Direction: Select every line containing the word "object" from the material, and copy those lines.

[start of Record set]

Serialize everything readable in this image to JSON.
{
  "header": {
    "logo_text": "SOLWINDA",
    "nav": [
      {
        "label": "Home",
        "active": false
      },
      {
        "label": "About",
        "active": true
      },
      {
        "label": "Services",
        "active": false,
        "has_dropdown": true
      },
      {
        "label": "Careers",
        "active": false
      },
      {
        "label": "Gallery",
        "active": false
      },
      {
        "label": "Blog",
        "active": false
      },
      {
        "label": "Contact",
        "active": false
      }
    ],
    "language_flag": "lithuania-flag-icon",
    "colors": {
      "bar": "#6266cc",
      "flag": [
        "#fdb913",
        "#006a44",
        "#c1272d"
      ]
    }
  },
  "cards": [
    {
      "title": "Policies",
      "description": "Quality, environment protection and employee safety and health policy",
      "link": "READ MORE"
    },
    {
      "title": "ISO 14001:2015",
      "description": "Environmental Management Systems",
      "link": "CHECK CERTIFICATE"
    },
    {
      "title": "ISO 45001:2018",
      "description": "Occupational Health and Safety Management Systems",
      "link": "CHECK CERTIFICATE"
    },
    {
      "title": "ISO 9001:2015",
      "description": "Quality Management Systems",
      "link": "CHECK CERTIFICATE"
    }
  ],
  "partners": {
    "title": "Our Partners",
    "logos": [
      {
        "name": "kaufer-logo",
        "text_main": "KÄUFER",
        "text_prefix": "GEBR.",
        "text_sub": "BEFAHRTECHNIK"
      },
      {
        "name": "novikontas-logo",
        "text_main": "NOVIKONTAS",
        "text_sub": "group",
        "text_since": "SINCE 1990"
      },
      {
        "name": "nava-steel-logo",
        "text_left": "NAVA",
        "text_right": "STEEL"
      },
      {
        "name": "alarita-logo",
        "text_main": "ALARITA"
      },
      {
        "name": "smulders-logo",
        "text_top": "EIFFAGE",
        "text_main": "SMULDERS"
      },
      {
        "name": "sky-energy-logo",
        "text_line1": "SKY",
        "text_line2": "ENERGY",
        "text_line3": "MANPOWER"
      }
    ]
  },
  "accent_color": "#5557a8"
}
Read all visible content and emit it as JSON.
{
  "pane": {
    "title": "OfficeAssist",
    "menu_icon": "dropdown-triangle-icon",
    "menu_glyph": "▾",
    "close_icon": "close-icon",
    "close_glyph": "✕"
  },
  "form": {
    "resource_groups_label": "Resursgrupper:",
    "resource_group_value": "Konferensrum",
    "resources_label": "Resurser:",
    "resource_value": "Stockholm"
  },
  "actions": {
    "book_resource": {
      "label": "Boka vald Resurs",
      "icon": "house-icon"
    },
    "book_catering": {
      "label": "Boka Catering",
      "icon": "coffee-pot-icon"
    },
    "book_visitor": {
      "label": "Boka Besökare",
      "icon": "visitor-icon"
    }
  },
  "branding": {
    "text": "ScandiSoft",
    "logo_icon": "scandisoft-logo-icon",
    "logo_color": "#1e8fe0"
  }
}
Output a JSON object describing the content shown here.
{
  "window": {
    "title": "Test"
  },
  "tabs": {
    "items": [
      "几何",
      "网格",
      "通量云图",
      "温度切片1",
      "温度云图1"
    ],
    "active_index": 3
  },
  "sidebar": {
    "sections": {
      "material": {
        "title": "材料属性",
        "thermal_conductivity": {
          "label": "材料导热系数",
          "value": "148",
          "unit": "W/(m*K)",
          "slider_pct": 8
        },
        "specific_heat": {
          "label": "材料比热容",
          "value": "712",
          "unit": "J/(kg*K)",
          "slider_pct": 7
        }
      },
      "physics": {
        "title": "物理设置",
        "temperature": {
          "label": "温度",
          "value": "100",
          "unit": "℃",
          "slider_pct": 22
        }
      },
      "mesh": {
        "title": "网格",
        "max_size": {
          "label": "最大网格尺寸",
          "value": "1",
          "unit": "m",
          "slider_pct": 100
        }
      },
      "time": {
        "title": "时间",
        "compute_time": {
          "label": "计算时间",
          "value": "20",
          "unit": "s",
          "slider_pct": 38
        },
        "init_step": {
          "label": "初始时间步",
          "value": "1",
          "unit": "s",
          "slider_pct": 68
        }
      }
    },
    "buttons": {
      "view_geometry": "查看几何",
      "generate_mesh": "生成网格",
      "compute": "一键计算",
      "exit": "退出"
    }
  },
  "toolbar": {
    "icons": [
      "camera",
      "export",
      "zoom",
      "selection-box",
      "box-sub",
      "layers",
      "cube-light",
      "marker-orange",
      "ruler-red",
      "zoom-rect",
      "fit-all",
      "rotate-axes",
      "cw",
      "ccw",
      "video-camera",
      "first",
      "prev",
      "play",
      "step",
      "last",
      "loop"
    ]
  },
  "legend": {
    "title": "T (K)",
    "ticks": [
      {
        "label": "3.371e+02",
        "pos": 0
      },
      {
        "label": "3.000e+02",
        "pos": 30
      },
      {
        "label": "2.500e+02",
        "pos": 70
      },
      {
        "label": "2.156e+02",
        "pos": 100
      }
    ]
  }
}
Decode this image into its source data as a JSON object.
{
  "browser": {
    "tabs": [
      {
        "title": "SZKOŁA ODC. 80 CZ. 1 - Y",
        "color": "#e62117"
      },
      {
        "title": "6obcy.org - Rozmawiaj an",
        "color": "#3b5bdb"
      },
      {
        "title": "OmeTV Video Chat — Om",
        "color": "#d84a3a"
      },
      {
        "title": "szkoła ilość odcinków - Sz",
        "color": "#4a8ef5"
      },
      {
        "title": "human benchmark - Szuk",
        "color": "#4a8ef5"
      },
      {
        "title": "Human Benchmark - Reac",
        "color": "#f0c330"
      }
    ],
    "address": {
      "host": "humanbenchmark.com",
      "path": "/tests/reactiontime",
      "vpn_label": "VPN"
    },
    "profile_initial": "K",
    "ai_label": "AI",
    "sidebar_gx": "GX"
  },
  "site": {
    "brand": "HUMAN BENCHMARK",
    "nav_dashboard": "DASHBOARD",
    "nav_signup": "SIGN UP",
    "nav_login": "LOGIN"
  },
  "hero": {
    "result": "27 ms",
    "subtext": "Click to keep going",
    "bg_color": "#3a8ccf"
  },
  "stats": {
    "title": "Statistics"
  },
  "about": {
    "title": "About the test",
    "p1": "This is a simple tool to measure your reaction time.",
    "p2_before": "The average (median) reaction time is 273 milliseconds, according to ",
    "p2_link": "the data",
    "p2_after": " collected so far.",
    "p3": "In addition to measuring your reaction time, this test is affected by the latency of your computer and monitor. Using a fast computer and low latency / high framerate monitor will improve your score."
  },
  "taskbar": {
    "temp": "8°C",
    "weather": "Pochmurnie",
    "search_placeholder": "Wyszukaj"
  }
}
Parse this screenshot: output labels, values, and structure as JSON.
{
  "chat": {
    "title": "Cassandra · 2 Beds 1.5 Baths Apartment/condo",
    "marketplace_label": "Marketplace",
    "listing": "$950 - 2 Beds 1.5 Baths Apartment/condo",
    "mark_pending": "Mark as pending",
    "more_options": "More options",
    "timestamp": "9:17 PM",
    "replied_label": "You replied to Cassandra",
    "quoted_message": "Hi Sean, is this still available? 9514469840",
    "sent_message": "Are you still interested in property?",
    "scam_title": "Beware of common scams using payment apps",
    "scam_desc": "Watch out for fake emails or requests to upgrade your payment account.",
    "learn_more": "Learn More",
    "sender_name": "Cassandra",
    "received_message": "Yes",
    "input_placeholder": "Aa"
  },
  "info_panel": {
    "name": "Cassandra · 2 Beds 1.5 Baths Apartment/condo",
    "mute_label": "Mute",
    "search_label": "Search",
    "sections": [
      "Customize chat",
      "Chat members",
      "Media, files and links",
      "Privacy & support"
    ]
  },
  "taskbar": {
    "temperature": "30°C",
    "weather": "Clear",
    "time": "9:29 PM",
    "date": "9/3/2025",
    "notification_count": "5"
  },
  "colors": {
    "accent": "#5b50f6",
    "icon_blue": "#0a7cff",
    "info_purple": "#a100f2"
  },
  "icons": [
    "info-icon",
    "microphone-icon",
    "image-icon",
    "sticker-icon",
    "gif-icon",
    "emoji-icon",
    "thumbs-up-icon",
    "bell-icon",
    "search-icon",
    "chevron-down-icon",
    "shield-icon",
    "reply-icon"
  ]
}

[end of Record set]

Solution to the problem:
Output a JSON object describing the content shown here.
Decode this image into its source data as a JSON object.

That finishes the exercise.